## What is required
Below is a block of records. Copy every line in it that contains the word "title".

## The records
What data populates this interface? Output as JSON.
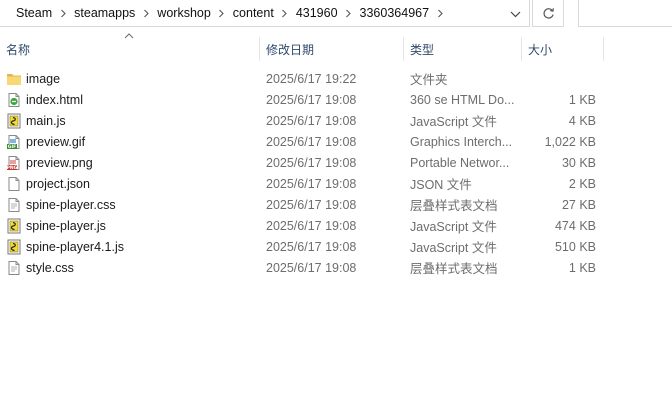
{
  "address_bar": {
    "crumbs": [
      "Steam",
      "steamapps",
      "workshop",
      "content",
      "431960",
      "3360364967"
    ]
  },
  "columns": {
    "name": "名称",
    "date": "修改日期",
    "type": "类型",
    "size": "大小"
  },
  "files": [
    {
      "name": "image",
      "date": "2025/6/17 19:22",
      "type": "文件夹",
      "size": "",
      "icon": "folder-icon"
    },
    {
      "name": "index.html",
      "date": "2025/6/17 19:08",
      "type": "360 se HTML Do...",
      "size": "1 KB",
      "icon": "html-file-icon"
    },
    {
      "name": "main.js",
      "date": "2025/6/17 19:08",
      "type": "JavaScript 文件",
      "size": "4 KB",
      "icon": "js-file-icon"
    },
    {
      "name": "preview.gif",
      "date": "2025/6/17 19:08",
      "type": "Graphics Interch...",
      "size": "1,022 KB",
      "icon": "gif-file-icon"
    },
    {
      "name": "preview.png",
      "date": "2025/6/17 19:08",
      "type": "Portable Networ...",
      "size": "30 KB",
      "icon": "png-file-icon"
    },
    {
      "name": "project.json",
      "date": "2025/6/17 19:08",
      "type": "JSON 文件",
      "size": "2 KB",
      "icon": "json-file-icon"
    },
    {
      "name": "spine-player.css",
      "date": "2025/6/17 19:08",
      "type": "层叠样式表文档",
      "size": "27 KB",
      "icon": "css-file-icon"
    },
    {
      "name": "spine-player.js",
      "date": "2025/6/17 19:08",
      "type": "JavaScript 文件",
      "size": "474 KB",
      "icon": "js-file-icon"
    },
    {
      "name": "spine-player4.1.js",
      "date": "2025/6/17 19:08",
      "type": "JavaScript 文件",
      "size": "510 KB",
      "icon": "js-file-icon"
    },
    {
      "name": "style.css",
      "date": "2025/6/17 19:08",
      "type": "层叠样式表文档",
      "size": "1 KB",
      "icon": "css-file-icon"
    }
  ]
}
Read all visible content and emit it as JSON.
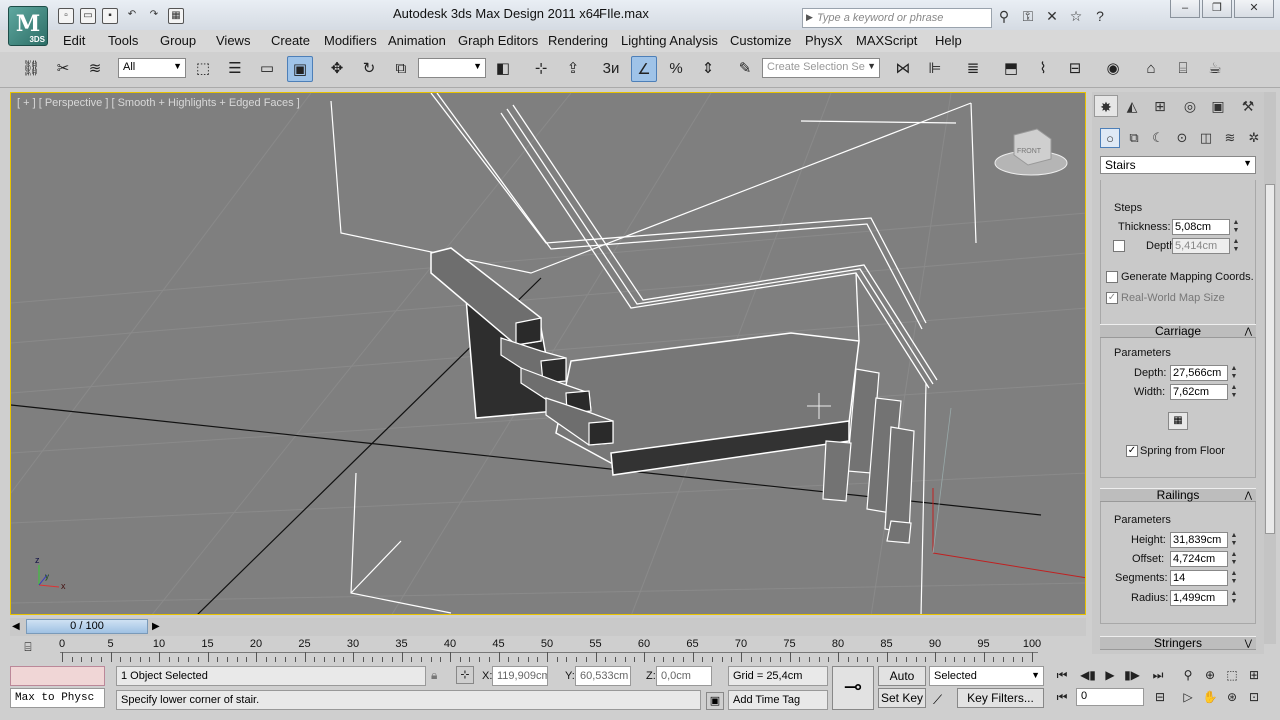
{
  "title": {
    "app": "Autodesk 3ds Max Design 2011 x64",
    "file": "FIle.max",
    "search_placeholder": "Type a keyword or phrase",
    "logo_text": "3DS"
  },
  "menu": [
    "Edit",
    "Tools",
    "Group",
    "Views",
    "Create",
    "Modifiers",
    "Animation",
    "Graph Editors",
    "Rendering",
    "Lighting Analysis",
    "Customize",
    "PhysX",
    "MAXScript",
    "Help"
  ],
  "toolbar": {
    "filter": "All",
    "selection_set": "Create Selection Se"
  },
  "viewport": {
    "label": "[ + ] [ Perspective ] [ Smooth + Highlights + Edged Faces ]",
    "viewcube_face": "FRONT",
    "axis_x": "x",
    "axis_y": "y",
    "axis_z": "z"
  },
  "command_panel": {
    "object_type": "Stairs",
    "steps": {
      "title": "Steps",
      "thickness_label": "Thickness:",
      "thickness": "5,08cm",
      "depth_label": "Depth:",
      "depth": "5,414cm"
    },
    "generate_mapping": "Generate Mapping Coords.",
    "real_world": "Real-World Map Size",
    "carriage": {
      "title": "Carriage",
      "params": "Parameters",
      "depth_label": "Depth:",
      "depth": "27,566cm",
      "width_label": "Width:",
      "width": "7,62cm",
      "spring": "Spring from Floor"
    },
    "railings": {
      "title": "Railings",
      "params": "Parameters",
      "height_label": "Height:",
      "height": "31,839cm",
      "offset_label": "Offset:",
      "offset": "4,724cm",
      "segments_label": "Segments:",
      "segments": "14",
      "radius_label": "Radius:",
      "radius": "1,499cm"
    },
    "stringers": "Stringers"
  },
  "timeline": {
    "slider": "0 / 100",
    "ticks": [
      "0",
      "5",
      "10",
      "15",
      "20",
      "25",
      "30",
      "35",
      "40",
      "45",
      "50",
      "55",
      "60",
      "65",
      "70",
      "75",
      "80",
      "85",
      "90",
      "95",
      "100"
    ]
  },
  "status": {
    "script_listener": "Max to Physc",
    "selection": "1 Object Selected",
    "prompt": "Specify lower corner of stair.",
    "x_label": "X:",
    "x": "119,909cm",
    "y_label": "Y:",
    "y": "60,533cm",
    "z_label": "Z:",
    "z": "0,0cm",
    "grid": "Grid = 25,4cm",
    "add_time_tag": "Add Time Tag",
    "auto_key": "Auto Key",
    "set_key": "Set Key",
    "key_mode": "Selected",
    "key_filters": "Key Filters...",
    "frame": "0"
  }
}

* * *

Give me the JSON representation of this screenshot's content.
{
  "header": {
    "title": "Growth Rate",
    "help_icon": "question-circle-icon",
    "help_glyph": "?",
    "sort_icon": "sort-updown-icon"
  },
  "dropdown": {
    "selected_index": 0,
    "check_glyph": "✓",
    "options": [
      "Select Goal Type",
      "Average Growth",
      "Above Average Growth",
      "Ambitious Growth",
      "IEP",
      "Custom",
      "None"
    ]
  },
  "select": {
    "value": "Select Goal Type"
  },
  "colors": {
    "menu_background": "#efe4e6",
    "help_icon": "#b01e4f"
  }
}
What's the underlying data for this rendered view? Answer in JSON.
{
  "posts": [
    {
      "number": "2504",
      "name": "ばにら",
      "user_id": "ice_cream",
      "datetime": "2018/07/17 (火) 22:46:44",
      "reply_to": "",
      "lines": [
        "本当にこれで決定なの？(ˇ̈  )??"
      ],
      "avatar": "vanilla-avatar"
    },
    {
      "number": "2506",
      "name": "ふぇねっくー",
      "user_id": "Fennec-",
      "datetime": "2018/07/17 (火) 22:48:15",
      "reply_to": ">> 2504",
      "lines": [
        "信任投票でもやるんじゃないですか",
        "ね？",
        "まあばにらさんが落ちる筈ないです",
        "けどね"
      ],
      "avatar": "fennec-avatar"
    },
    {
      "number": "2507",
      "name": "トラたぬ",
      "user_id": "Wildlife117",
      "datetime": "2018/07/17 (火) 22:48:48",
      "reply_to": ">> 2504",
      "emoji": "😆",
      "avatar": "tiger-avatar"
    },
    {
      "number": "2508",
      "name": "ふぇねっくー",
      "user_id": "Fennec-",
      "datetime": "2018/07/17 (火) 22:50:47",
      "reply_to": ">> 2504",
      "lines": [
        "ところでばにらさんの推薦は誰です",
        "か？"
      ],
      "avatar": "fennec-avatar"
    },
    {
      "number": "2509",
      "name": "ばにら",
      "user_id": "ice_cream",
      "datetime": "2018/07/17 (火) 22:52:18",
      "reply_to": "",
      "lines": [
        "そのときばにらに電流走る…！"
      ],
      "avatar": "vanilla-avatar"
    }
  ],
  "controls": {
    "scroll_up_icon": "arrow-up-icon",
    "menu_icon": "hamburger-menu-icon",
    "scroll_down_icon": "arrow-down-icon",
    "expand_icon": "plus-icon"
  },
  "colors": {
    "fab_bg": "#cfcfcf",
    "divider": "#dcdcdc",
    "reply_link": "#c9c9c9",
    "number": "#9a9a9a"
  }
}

## Answer below
  "title": {
      "title": "Steps",
      "title": "Carriage",
      "title": "Railings",
    "title": "Growth Rate",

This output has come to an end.